● **Objective**:
Check each line of the entries below for the string "this" and state how many lines have it, with no other text.

● **Excerpted data**:
(begin)
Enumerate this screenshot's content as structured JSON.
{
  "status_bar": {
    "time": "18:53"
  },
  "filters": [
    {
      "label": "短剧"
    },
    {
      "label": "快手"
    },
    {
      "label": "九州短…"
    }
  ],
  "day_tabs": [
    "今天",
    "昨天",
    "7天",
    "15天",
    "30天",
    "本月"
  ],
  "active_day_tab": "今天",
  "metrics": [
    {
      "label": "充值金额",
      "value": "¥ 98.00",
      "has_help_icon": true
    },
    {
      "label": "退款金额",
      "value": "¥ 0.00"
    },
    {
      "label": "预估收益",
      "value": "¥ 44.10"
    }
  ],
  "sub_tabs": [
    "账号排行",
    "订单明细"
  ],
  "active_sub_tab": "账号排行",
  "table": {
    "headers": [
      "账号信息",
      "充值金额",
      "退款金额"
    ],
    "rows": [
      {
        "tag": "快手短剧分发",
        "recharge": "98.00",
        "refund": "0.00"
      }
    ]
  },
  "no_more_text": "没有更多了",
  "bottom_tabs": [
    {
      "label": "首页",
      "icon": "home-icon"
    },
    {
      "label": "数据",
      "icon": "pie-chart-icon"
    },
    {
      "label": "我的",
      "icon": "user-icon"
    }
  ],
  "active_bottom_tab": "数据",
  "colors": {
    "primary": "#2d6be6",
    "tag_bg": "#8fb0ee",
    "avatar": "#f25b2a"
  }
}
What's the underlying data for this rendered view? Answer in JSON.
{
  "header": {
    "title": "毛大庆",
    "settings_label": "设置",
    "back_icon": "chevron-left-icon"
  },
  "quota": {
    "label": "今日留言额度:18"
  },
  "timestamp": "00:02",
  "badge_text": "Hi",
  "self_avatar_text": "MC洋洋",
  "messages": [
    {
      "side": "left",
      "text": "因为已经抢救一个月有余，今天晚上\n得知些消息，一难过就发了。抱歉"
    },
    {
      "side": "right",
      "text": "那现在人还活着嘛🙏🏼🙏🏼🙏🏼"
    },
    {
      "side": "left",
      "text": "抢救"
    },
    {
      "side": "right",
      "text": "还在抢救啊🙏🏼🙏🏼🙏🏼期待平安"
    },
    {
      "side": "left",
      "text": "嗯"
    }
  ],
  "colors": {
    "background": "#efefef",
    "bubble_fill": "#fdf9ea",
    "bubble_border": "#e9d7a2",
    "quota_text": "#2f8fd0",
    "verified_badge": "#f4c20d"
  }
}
(end)
● **Final result**:
2